§ **EXERCISE BRIEF**: Output each entry that follows exactly. Images stay out.

§ **MATERIAL**:
===============

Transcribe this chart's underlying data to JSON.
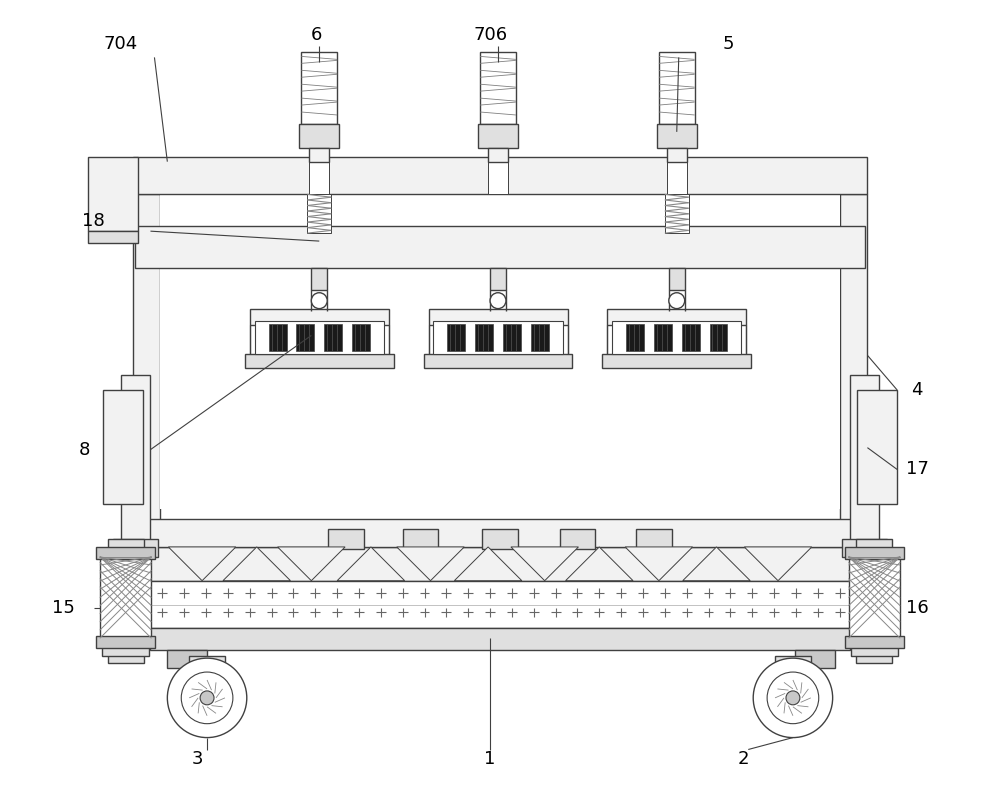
{
  "bg_color": "#ffffff",
  "lc": "#404040",
  "lc2": "#606060",
  "figsize": [
    10.0,
    7.92
  ],
  "dpi": 100,
  "gray1": "#f2f2f2",
  "gray2": "#e0e0e0",
  "gray3": "#c8c8c8",
  "gray4": "#a0a0a0",
  "dark": "#333333",
  "label_color": "#000000"
}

===============

§ **WRITTEN ANSWER**:
Transcribe this chart's underlying data to JSON.
{
  "bg_color": "#ffffff",
  "lc": "#404040",
  "lc2": "#606060",
  "figsize": [
    10.0,
    7.92
  ],
  "dpi": 100,
  "gray1": "#f2f2f2",
  "gray2": "#e0e0e0",
  "gray3": "#c8c8c8",
  "gray4": "#a0a0a0",
  "dark": "#333333",
  "label_color": "#000000"
}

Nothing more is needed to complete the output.